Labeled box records

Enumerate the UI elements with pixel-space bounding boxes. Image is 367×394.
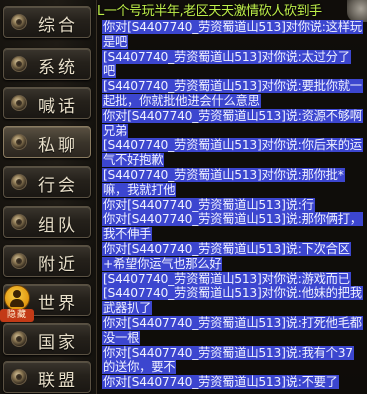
- message-prefix: 你对: [103, 375, 128, 390]
- message-prefix: 你对: [103, 108, 128, 123]
- tab-label: 世界: [38, 294, 78, 314]
- chat-message-text: 你对[S4407740_劳资蜀道山513]对你说:这样玩是吧: [102, 20, 363, 49]
- message-sender-link[interactable]: [S4407740_劳资蜀道山513]: [127, 346, 286, 360]
- tab-private[interactable]: 私聊: [3, 126, 91, 158]
- message-prefix: 你对: [103, 315, 128, 330]
- tab-knob-icon: [11, 174, 27, 190]
- tab-label: 行会: [38, 176, 78, 196]
- tab-knob-icon: [11, 134, 27, 150]
- user-avatar-icon: [4, 285, 30, 311]
- message-sender-link[interactable]: [S4407740_劳资蜀道山513]: [127, 212, 286, 226]
- chat-message: [S4407740_劳资蜀道山513]对你说:游戏而已: [102, 271, 362, 287]
- message-sender-link[interactable]: [S4407740_劳资蜀道山513]: [103, 50, 262, 64]
- chat-message: [S4407740_劳资蜀道山513]对你说:他妹的把我武器扒了: [102, 286, 363, 316]
- chat-message: [S4407740_劳资蜀道山513]对你说:太过分了吧: [102, 49, 362, 80]
- broadcast-ornament-icon: [347, 0, 367, 22]
- message-list: 你对[S4407740_劳资蜀道山513]对你说:这样玩是吧 [S4407740_…: [102, 20, 363, 390]
- message-sender-link[interactable]: [S4407740_劳资蜀道山513]: [103, 286, 262, 300]
- message-body: 说:不要了: [285, 375, 338, 390]
- chat-message: [S4407740_劳资蜀道山513]对你说:你后来的运气不好抱歉: [102, 138, 363, 168]
- tab-all[interactable]: 综合: [3, 6, 91, 38]
- message-sender-link[interactable]: [S4407740_劳资蜀道山513]: [127, 242, 286, 256]
- tab-label: 组队: [38, 216, 78, 236]
- chat-message: 你对[S4407740_劳资蜀道山513]说:我有个37的送你，要不: [102, 345, 362, 376]
- chat-message: 你对[S4407740_劳资蜀道山513]说:下次合区+希望你运气也那么好: [102, 241, 362, 272]
- chat-message: [S4407740_劳资蜀道山513]对你说:要批你就一起批，你就批他进会什么意…: [102, 79, 363, 109]
- message-sender-link[interactable]: [S4407740_劳资蜀道山513]: [103, 79, 262, 93]
- tab-shout[interactable]: 喊话: [3, 87, 91, 119]
- chat-message-text: 你对[S4407740_劳资蜀道山513]说:我有个37的送你，要不: [102, 345, 354, 375]
- tab-label: 联盟: [38, 371, 78, 391]
- message-prefix: 你对: [103, 241, 128, 256]
- tab-guild[interactable]: 行会: [3, 166, 91, 198]
- chat-message-panel[interactable]: L一个号玩半年,老区天天激情砍人砍到手 你对[S4407740_劳资蜀道山513…: [97, 0, 367, 394]
- tab-knob-icon: [11, 14, 27, 30]
- chat-message: 你对[S4407740_劳资蜀道山513]说:行: [102, 197, 362, 213]
- chat-message-text: [S4407740_劳资蜀道山513]对你说:你后来的运气不好抱歉: [102, 138, 363, 168]
- chat-message-text: 你对[S4407740_劳资蜀道山513]说:那你俩打，我不伸手: [102, 212, 363, 242]
- tab-knob-icon: [11, 214, 27, 230]
- tab-knob-icon: [11, 369, 27, 385]
- message-sender-link[interactable]: [S4407740_劳资蜀道山513]: [103, 168, 262, 182]
- message-body: 对你说:游戏而已: [261, 271, 350, 286]
- message-sender-link[interactable]: [S4407740_劳资蜀道山513]: [127, 316, 286, 330]
- chat-message-text: [S4407740_劳资蜀道山513]对你说:要批你就一起批，你就批他进会什么意…: [102, 79, 363, 108]
- message-body: 说:行: [285, 197, 314, 212]
- message-sender-link[interactable]: [S4407740_劳资蜀道山513]: [103, 138, 262, 152]
- tab-system[interactable]: 系统: [3, 48, 91, 80]
- chat-message-text: [S4407740_劳资蜀道山513]对你说:那你批*嘛，我就打他: [102, 167, 345, 197]
- message-prefix: 你对: [103, 212, 128, 227]
- message-prefix: 你对: [103, 197, 128, 212]
- chat-message: 你对[S4407740_劳资蜀道山513]对你说:这样玩是吧: [102, 20, 363, 50]
- tab-knob-icon: [11, 95, 27, 111]
- chat-message: 你对[S4407740_劳资蜀道山513]说:不要了: [102, 375, 362, 390]
- hide-toggle-button[interactable]: 隐藏: [0, 285, 34, 325]
- hide-label: 隐藏: [0, 309, 34, 322]
- tab-knob-icon: [11, 331, 27, 347]
- message-sender-link[interactable]: [S4407740_劳资蜀道山513]: [127, 375, 286, 389]
- chat-message-text: [S4407740_劳资蜀道山513]对你说:太过分了吧: [102, 49, 351, 79]
- broadcast-banner: L一个号玩半年,老区天天激情砍人砍到手: [97, 4, 322, 19]
- tab-knob-icon: [11, 56, 27, 72]
- chat-message-text: [S4407740_劳资蜀道山513]对你说:他妹的把我武器扒了: [102, 286, 363, 316]
- chat-message-text: 你对[S4407740_劳资蜀道山513]说:资源不够啊兄弟: [102, 108, 363, 138]
- tab-label: 喊话: [38, 97, 78, 117]
- message-sender-link[interactable]: [S4407740_劳资蜀道山513]: [127, 198, 286, 212]
- channel-sidebar: 综合 系统 喊话 私聊 行会 组队 附近 世界 国家 联盟 隐藏: [0, 0, 97, 394]
- tab-label: 系统: [38, 58, 78, 78]
- tab-team[interactable]: 组队: [3, 206, 91, 238]
- tab-label: 国家: [38, 333, 78, 353]
- chat-message: [S4407740_劳资蜀道山513]对你说:那你批*嘛，我就打他: [102, 167, 362, 198]
- chat-message-text: [S4407740_劳资蜀道山513]对你说:游戏而已: [102, 271, 351, 286]
- tab-nation[interactable]: 国家: [3, 323, 91, 355]
- tab-knob-icon: [11, 253, 27, 269]
- tab-label: 私聊: [38, 136, 78, 156]
- chat-message-text: 你对[S4407740_劳资蜀道山513]说:打死他毛都没一根: [102, 315, 363, 345]
- message-sender-link[interactable]: [S4407740_劳资蜀道山513]: [103, 272, 262, 286]
- chat-message: 你对[S4407740_劳资蜀道山513]说:资源不够啊兄弟: [102, 108, 363, 139]
- tab-alliance[interactable]: 联盟: [3, 361, 91, 393]
- chat-message-text: 你对[S4407740_劳资蜀道山513]说:行: [102, 197, 315, 212]
- message-prefix: 你对: [103, 20, 128, 34]
- chat-window: 综合 系统 喊话 私聊 行会 组队 附近 世界 国家 联盟 隐藏 L一个号玩半年…: [0, 0, 367, 394]
- chat-message: 你对[S4407740_劳资蜀道山513]说:那你俩打，我不伸手: [102, 212, 363, 242]
- message-prefix: 你对: [103, 345, 128, 360]
- message-sender-link[interactable]: [S4407740_劳资蜀道山513]: [127, 20, 286, 34]
- chat-message-text: 你对[S4407740_劳资蜀道山513]说:下次合区+希望你运气也那么好: [102, 241, 351, 271]
- message-sender-link[interactable]: [S4407740_劳资蜀道山513]: [127, 109, 286, 123]
- tab-label: 综合: [38, 16, 78, 36]
- tab-label: 附近: [38, 255, 78, 275]
- tab-nearby[interactable]: 附近: [3, 245, 91, 277]
- chat-message: 你对[S4407740_劳资蜀道山513]说:打死他毛都没一根: [102, 315, 363, 346]
- chat-message-text: 你对[S4407740_劳资蜀道山513]说:不要了: [102, 375, 339, 390]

Given problem -> Collect every line in the data above that contains the string "body" and copy each one in full. Case counts when matching.

Reply to the task ->
- message-body: 说:不要了: [285, 375, 338, 390]
- message-body: 对你说:游戏而已: [261, 271, 350, 286]
- message-body: 说:行: [285, 197, 314, 212]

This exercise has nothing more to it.